— To do —
Write the listing out again, all of it, word for word.

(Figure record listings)
-------------------------

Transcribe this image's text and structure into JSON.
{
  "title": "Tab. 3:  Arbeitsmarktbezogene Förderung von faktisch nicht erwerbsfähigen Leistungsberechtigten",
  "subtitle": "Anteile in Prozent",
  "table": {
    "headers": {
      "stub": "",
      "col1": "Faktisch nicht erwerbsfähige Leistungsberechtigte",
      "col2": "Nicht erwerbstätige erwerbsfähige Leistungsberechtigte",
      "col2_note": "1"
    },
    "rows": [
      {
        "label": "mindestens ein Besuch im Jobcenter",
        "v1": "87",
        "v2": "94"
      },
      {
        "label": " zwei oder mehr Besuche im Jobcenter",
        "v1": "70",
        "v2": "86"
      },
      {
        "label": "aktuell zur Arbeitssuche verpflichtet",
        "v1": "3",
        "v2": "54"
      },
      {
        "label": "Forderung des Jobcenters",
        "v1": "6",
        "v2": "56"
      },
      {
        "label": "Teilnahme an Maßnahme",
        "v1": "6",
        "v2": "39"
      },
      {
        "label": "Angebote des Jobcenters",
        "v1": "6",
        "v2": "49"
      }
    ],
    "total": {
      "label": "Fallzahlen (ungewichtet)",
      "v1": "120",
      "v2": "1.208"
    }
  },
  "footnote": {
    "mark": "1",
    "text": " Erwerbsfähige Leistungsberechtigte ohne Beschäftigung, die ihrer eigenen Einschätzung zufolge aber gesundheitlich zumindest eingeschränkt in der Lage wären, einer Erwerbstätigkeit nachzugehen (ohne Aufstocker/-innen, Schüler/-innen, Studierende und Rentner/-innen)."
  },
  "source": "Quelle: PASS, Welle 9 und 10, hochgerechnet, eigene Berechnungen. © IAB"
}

-------------------------

— Response below —
Transcribe this image's text and structure into JSON.
{
  "title": "Tab. 3:  Arbeitsmarktbezogene Förderung von faktisch nicht erwerbsfähigen Leistungsberechtigten",
  "subtitle": "Anteile in Prozent",
  "table": {
    "headers": {
      "stub": "",
      "col1": "Faktisch nicht erwerbsfähige Leistungsberechtigte",
      "col2": "Nicht erwerbstätige erwerbsfähige Leistungsberechtigte",
      "col2_note": "1"
    },
    "rows": [
      {
        "label": "mindestens ein Besuch im Jobcenter",
        "v1": "87",
        "v2": "94"
      },
      {
        "label": " zwei oder mehr Besuche im Jobcenter",
        "v1": "70",
        "v2": "86"
      },
      {
        "label": "aktuell zur Arbeitssuche verpflichtet",
        "v1": "3",
        "v2": "54"
      },
      {
        "label": "Forderung des Jobcenters",
        "v1": "6",
        "v2": "56"
      },
      {
        "label": "Teilnahme an Maßnahme",
        "v1": "6",
        "v2": "39"
      },
      {
        "label": "Angebote des Jobcenters",
        "v1": "6",
        "v2": "49"
      }
    ],
    "total": {
      "label": "Fallzahlen (ungewichtet)",
      "v1": "120",
      "v2": "1.208"
    }
  },
  "footnote": {
    "mark": "1",
    "text": " Erwerbsfähige Leistungsberechtigte ohne Beschäftigung, die ihrer eigenen Einschätzung zufolge aber gesundheitlich zumindest eingeschränkt in der Lage wären, einer Erwerbstätigkeit nachzugehen (ohne Aufstocker/-innen, Schüler/-innen, Studierende und Rentner/-innen)."
  },
  "source": "Quelle: PASS, Welle 9 und 10, hochgerechnet, eigene Berechnungen. © IAB"
}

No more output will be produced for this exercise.